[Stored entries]
═══
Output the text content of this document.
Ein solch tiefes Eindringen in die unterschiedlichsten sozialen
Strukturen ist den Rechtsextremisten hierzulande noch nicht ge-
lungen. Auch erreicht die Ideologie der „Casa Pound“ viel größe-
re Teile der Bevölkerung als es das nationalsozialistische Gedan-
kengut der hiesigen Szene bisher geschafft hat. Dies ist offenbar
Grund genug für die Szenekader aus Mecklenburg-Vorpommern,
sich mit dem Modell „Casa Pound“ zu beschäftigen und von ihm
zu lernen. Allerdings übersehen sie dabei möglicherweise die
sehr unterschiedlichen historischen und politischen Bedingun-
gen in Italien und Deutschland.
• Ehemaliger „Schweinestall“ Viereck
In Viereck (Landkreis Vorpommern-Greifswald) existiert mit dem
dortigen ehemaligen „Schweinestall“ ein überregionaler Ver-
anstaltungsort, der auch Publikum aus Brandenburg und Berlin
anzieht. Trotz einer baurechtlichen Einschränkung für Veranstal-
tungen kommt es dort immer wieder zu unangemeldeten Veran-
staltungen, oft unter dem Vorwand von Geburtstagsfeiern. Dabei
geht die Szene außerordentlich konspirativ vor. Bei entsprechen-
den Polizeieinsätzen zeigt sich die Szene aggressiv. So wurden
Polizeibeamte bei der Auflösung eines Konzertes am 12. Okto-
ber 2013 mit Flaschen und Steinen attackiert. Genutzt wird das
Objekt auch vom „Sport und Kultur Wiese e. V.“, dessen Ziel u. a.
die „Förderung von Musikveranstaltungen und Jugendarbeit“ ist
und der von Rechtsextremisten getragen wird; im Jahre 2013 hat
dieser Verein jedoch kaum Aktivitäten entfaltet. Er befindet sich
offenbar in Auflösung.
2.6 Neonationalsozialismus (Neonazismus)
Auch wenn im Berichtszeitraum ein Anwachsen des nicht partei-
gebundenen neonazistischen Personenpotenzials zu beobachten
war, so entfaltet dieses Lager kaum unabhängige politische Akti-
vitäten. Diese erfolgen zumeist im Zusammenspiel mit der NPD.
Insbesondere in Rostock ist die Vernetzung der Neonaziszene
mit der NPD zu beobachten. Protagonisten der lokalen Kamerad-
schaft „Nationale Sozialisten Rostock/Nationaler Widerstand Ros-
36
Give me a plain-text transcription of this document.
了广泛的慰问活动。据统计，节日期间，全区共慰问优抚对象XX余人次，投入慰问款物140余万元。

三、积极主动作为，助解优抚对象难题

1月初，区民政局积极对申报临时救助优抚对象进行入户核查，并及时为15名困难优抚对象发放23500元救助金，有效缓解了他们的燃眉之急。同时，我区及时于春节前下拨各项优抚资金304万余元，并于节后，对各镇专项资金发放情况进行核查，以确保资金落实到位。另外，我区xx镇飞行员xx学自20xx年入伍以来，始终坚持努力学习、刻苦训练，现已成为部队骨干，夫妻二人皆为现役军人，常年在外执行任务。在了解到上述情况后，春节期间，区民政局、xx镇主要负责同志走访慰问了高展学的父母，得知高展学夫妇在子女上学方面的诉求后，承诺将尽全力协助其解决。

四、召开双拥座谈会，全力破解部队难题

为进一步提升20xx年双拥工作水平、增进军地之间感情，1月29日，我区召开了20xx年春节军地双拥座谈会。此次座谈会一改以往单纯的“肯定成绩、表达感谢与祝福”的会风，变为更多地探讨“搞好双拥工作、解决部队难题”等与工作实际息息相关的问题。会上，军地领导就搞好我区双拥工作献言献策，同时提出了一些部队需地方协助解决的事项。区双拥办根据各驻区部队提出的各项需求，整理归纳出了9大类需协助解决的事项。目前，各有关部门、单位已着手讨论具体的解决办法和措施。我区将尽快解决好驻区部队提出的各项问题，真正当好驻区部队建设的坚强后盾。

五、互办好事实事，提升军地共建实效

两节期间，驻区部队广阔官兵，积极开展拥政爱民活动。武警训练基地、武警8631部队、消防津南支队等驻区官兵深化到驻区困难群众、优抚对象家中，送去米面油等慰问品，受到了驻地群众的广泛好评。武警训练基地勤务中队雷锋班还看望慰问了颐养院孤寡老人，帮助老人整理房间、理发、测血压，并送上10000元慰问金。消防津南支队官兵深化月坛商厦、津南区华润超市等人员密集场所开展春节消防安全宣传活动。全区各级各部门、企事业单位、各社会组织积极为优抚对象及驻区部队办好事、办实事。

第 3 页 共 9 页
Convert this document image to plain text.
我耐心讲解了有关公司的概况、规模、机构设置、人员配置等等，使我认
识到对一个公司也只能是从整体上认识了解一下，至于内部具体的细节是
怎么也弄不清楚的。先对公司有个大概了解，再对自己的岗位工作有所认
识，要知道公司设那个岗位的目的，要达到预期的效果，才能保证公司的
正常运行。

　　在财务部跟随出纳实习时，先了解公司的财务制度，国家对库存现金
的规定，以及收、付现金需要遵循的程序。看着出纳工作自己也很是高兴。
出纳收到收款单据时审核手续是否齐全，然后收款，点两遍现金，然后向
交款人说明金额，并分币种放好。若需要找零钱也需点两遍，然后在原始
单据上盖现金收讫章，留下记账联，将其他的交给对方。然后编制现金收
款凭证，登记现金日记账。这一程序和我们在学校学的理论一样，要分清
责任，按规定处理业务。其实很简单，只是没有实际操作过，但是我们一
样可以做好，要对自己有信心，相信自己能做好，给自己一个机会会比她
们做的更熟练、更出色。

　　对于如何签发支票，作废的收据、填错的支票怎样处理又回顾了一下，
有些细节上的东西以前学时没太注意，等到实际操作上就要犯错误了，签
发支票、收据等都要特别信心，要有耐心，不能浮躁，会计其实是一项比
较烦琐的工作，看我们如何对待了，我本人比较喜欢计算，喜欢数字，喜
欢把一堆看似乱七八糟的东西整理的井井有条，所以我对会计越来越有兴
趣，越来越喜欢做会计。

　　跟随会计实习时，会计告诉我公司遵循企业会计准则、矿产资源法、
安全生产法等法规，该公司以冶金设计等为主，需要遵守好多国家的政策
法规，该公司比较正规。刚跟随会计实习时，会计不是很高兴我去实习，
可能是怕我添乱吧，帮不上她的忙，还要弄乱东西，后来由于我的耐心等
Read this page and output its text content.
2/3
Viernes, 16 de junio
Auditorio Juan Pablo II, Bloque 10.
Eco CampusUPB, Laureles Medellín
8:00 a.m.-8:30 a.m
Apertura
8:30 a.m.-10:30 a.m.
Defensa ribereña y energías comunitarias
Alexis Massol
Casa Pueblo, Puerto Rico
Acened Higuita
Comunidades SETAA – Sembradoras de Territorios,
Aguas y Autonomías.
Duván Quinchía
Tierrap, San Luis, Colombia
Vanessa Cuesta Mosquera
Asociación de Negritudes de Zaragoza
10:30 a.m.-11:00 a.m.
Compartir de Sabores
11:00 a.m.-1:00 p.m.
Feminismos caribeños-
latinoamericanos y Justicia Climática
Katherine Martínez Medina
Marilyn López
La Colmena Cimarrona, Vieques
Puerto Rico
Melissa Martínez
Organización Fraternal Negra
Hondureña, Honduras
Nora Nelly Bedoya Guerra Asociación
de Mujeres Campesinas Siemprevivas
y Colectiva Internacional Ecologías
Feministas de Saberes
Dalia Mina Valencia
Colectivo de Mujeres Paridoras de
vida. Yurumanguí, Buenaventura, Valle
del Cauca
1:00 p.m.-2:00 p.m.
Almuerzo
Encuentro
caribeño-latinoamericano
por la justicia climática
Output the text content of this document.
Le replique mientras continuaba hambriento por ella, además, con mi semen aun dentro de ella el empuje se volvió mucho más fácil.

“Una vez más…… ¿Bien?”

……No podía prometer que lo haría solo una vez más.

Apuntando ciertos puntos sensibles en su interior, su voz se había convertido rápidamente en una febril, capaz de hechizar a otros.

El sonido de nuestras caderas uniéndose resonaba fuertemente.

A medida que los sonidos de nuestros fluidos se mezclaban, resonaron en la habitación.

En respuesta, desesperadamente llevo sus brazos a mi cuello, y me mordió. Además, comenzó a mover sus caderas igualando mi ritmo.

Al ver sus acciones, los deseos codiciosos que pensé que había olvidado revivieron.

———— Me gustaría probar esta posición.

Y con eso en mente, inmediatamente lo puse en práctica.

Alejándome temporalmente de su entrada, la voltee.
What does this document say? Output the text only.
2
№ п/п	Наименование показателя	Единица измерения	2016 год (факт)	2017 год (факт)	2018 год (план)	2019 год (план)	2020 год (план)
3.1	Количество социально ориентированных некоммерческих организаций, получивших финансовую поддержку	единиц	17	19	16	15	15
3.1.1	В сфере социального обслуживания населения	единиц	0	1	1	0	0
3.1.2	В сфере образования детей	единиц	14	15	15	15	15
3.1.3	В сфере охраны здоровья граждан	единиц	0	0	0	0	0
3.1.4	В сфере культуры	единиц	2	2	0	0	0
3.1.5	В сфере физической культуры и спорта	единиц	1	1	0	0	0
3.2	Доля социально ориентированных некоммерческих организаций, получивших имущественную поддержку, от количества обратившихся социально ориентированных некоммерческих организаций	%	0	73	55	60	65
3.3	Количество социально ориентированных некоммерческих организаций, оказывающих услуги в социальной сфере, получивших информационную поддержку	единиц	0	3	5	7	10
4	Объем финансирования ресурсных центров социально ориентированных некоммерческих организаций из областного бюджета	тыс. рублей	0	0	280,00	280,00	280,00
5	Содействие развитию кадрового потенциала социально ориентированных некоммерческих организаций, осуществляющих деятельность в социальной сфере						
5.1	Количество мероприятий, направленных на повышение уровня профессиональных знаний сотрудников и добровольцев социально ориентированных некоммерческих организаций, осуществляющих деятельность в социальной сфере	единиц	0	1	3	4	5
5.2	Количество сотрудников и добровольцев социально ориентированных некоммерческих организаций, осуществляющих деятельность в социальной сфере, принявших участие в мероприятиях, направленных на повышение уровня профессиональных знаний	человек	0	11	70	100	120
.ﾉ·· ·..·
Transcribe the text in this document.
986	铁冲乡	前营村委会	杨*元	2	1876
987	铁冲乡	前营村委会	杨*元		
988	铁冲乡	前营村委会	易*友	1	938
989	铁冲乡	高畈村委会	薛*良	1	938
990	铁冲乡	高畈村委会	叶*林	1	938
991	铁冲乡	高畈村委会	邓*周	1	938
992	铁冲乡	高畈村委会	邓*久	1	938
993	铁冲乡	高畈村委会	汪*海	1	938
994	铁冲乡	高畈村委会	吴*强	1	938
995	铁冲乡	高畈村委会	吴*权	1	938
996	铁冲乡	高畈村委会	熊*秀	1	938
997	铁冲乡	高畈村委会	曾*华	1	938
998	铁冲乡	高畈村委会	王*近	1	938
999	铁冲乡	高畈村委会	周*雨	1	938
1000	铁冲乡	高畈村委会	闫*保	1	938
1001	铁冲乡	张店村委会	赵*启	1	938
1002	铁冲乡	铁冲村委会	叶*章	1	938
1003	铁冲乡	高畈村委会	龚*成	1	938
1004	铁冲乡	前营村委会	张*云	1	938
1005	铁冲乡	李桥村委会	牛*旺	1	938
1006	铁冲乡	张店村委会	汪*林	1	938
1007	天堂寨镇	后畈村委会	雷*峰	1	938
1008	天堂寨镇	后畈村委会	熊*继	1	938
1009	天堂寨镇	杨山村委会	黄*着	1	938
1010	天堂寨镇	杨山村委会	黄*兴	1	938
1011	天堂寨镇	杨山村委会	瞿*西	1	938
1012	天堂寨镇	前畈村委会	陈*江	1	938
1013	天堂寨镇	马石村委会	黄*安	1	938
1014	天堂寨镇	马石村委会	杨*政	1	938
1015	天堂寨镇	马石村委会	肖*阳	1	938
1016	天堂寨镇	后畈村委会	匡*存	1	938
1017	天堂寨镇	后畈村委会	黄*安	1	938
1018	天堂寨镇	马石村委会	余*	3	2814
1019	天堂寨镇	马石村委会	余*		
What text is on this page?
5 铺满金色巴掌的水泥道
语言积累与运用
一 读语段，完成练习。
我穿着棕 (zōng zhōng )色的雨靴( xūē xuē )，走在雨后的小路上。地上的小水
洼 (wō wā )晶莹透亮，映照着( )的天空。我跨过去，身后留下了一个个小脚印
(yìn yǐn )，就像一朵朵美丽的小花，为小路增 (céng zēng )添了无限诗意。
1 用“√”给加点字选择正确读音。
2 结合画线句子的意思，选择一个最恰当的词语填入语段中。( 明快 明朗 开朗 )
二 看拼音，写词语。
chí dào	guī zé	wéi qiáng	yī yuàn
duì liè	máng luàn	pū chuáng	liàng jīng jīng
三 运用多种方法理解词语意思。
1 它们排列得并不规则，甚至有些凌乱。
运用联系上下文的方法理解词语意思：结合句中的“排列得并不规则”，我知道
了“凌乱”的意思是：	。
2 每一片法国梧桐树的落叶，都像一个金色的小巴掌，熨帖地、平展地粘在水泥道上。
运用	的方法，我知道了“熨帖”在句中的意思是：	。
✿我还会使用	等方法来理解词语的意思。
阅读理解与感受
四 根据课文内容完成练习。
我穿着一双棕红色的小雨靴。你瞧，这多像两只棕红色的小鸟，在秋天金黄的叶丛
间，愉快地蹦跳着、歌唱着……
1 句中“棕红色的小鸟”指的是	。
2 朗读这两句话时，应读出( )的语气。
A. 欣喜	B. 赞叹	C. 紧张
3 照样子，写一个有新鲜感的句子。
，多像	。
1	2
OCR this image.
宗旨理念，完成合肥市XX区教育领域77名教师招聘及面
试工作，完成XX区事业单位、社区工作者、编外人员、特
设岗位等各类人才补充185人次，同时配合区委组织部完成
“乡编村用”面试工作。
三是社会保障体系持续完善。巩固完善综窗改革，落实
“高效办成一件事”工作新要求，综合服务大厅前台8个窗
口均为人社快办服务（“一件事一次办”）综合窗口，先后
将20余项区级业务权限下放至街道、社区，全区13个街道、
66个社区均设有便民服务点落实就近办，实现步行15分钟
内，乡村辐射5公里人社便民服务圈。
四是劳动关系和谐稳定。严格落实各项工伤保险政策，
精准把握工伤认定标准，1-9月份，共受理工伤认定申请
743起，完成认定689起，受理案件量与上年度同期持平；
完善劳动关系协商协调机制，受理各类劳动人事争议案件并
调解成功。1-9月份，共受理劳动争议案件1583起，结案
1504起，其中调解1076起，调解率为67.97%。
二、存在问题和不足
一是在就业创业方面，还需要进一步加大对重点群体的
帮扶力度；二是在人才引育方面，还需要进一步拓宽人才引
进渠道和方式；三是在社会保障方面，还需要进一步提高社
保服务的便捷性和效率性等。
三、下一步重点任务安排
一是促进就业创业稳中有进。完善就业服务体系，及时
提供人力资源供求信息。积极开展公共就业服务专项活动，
═══
### Goal:
Copy each line above where the string "Casa" occurs.

### Correct answer:
lungen. Auch erreicht die Ideologie der „Casa Pound“ viel größe-
sich mit dem Modell „Casa Pound“ zu beschäftigen und von ihm
Casa Pueblo, Puerto Rico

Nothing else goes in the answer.